> REQUIRED TASK
Determine the number of lines that have the string "relative" in them, and give only that number.

(Excerpt from a dataset)
******************************

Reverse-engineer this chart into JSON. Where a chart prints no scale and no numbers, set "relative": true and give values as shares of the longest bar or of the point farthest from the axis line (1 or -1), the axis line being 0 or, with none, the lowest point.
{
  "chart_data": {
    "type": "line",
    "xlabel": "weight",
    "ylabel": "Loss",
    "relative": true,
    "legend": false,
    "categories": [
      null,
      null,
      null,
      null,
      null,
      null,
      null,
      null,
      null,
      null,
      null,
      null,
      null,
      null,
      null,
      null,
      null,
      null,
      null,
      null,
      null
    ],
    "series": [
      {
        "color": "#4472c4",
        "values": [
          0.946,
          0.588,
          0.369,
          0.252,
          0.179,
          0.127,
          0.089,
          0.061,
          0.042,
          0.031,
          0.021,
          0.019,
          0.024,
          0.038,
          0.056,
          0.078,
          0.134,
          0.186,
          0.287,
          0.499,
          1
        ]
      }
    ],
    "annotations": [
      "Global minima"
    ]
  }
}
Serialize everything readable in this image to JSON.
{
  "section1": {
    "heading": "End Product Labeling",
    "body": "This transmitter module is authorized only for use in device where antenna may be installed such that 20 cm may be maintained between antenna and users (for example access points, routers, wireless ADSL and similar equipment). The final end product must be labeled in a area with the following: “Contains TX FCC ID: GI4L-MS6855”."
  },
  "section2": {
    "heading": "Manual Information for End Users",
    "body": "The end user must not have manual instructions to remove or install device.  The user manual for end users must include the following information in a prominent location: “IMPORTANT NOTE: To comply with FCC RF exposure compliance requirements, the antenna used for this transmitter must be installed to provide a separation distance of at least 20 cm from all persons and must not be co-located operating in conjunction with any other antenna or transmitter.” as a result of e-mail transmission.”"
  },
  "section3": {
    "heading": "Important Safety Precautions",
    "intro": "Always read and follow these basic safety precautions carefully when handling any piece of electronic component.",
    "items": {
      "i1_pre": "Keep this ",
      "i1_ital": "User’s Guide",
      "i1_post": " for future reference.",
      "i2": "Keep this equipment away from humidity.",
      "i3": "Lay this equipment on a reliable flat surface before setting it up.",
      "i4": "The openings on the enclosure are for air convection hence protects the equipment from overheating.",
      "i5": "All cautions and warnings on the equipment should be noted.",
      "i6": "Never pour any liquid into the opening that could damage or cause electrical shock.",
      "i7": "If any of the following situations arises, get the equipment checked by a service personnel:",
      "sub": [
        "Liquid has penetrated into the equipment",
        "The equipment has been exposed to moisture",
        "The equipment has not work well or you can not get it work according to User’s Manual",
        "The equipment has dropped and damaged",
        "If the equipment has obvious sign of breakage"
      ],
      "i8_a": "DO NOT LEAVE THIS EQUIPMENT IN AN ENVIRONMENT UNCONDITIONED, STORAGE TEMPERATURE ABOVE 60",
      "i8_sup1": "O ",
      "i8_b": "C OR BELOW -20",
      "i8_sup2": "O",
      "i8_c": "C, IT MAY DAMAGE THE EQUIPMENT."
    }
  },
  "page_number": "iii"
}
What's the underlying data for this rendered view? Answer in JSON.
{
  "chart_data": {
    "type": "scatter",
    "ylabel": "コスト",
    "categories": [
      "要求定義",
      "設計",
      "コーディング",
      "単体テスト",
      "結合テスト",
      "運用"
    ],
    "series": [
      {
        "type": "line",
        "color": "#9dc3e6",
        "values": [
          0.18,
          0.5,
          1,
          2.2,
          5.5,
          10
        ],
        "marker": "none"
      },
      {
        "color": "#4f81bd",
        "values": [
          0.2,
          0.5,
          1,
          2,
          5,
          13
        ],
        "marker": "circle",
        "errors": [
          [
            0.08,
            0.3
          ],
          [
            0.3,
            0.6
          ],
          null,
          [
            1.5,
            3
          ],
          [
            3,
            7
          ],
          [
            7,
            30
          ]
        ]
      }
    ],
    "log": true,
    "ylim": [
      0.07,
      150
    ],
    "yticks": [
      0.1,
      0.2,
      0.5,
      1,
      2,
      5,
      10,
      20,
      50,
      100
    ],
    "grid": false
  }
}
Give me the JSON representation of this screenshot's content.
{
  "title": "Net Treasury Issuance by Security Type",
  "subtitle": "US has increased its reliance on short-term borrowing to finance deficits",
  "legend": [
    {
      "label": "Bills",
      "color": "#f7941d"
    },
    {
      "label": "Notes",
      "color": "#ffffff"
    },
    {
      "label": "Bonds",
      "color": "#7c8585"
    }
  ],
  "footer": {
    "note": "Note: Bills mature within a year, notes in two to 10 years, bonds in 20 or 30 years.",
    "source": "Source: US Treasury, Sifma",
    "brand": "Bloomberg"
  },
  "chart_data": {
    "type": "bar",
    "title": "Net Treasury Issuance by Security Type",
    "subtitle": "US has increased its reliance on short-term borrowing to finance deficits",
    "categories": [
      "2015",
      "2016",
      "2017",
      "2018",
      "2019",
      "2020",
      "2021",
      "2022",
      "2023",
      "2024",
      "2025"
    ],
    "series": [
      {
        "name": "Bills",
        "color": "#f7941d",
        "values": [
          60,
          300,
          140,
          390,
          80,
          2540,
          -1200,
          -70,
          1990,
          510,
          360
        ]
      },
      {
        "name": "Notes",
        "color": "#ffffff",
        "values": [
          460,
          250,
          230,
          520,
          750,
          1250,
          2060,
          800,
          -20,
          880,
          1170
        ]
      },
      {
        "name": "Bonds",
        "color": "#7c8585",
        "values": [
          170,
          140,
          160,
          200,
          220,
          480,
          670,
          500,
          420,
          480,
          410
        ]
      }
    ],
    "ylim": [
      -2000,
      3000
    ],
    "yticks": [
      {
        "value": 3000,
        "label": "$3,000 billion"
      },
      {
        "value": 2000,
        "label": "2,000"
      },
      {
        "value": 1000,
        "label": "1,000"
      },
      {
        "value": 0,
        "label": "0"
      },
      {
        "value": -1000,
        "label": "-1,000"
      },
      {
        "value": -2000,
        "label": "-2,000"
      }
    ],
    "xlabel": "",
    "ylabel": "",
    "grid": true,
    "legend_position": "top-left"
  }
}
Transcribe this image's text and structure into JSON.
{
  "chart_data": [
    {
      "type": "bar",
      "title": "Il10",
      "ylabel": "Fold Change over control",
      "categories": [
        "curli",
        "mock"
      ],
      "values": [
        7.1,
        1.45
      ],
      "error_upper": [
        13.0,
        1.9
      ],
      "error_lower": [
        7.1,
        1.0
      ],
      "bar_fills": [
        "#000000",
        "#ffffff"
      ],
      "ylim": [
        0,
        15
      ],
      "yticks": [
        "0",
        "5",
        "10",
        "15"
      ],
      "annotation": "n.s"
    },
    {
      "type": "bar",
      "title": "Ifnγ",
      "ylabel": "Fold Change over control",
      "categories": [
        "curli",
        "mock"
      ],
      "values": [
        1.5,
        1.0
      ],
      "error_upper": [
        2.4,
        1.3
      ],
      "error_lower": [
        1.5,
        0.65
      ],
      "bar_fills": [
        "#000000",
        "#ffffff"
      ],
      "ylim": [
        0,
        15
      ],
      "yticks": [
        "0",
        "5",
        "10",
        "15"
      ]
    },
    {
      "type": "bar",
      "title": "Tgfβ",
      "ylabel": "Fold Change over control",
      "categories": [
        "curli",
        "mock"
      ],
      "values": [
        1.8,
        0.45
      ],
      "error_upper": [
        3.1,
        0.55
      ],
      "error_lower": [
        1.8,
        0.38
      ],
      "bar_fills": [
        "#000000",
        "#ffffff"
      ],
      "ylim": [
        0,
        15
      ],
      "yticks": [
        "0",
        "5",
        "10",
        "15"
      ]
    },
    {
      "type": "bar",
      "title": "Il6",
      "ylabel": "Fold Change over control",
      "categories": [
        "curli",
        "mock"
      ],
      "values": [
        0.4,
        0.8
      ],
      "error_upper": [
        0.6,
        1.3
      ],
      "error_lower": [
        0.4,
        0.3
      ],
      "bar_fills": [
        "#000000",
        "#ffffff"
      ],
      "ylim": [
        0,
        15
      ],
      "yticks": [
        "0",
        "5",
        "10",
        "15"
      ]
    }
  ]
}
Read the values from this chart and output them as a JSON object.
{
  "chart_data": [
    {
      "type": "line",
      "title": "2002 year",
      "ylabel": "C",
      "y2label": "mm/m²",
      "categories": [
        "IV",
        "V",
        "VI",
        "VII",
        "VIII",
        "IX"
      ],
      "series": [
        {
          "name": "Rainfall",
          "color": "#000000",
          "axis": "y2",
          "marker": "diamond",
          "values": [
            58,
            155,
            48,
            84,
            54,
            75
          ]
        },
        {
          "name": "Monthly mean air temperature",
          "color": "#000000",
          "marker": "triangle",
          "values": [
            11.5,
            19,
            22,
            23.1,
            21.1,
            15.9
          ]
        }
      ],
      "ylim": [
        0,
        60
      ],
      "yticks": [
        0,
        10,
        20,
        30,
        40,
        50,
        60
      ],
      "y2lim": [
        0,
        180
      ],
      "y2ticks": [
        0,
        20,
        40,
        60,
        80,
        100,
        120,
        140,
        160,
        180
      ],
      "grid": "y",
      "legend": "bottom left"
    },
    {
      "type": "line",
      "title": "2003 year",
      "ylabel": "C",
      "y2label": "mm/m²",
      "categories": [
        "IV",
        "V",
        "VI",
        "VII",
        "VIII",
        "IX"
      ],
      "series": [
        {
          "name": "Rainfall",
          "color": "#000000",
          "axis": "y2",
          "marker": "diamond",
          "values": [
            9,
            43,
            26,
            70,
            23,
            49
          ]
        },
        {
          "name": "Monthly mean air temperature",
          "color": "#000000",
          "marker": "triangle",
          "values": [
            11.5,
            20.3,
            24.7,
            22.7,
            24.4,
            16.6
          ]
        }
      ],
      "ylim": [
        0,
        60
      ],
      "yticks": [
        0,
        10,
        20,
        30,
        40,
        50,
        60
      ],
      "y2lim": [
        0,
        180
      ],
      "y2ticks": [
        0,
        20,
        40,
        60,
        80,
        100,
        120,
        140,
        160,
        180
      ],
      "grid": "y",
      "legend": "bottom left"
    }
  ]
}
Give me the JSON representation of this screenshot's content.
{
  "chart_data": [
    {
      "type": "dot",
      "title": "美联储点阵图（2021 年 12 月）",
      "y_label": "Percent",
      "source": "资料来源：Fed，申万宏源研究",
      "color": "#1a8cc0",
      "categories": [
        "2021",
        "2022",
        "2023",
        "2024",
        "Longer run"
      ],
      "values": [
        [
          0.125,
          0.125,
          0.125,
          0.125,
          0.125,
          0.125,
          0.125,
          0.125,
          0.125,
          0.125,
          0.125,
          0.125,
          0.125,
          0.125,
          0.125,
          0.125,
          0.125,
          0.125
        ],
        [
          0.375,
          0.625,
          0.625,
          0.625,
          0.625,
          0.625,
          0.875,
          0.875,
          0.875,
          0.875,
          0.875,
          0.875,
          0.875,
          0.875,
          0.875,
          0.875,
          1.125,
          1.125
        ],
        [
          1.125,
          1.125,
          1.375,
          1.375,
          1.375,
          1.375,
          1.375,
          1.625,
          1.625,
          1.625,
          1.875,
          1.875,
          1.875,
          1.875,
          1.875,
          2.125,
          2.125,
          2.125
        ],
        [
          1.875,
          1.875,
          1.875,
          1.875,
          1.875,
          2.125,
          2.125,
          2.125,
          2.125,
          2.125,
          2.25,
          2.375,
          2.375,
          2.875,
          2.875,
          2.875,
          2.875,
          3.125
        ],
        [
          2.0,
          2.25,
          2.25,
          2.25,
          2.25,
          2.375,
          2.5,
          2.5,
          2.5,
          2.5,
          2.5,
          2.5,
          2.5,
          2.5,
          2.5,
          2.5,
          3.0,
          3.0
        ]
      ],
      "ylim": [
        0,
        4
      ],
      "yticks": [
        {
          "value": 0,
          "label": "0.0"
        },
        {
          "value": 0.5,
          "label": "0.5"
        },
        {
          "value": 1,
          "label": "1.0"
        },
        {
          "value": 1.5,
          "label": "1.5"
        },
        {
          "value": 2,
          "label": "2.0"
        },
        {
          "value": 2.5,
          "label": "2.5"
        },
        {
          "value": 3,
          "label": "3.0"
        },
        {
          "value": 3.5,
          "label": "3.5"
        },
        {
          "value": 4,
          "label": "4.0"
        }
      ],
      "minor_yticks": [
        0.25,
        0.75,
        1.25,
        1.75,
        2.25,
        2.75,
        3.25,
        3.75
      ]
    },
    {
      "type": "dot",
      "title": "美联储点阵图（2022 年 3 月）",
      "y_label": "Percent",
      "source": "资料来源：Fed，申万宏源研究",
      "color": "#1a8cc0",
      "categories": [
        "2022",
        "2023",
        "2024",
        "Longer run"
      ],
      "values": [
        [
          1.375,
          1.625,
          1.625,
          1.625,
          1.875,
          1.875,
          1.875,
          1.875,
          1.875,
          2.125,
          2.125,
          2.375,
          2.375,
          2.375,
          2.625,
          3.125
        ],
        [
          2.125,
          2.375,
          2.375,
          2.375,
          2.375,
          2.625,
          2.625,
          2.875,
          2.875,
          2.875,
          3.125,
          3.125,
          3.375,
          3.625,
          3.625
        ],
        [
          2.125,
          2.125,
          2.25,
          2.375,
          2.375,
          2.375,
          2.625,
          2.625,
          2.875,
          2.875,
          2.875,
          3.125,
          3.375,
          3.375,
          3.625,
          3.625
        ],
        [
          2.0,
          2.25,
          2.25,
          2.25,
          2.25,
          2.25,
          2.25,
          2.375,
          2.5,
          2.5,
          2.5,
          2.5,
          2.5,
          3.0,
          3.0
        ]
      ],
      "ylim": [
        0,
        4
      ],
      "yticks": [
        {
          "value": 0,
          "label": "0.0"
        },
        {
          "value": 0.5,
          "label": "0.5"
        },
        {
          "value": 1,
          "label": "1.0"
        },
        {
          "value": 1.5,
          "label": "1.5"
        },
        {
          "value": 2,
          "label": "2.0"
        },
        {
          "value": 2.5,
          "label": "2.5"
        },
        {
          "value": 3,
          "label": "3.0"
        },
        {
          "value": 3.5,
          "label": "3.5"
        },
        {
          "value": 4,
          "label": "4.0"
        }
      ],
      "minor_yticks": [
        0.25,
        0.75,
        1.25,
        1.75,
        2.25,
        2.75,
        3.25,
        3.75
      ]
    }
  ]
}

******************************

> RIGHT ANSWER
2